* **WRITTEN EXERCISE**: Locate all lines in the data below that hold "from" and show them.

-- BEGIN MATERIAL FOR THE TASK --

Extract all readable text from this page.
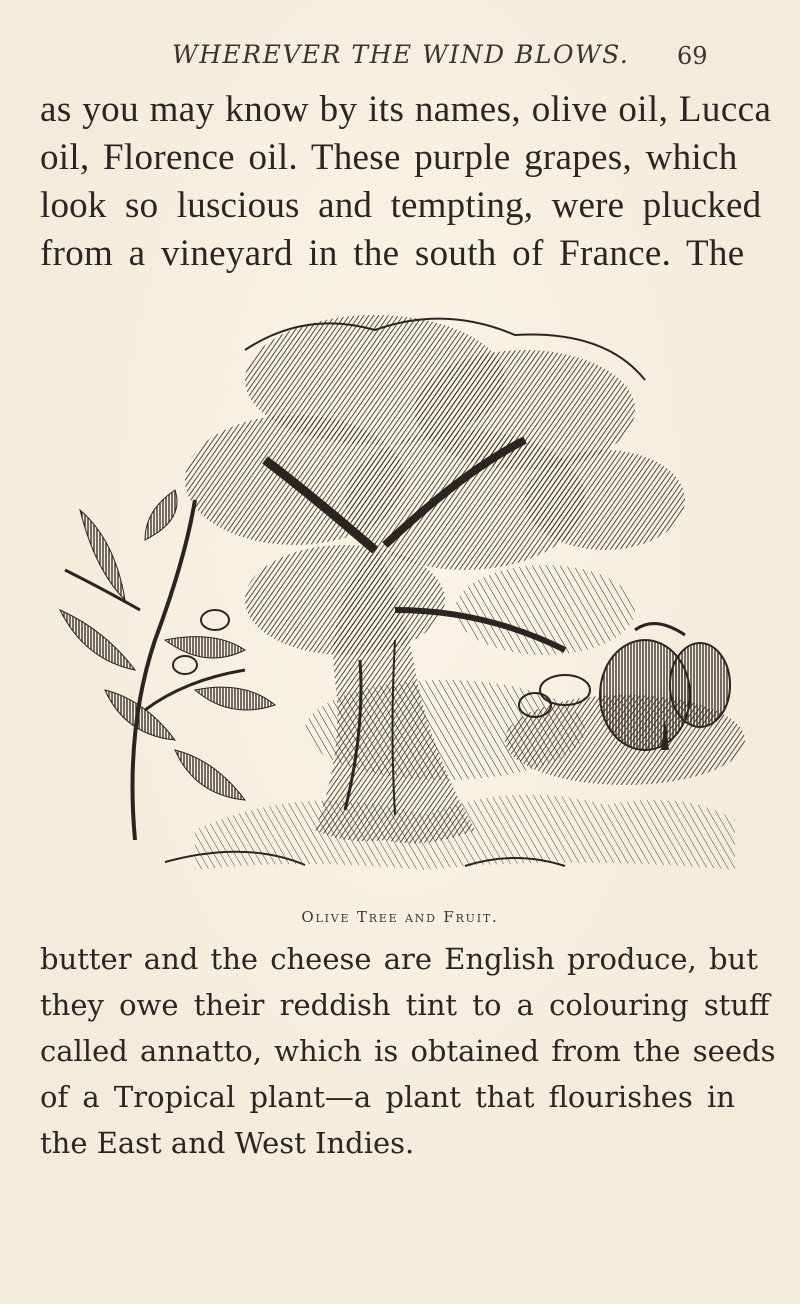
WHEREVER THE WIND BLOWS. 69

as you may know by its names, olive oil, Lucca
oil, Florence oil. These purple grapes, which
look so luscious and tempting, were plucked
from a vineyard in the south of France. The

Olive Tree and Fruit.

butter and the cheese are English produce, but
they owe their reddish tint to a colouring stuff
called annatto, which is obtained from the seeds
of a Tropical plant—a plant that flourishes in
the East and West Indies.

-- END MATERIAL FOR THE TASK --

* **RESULT OF THE EXERCISE**:
Extract all readable text from this page.
from a vineyard in the south of France. The
called annatto, which is obtained from the seeds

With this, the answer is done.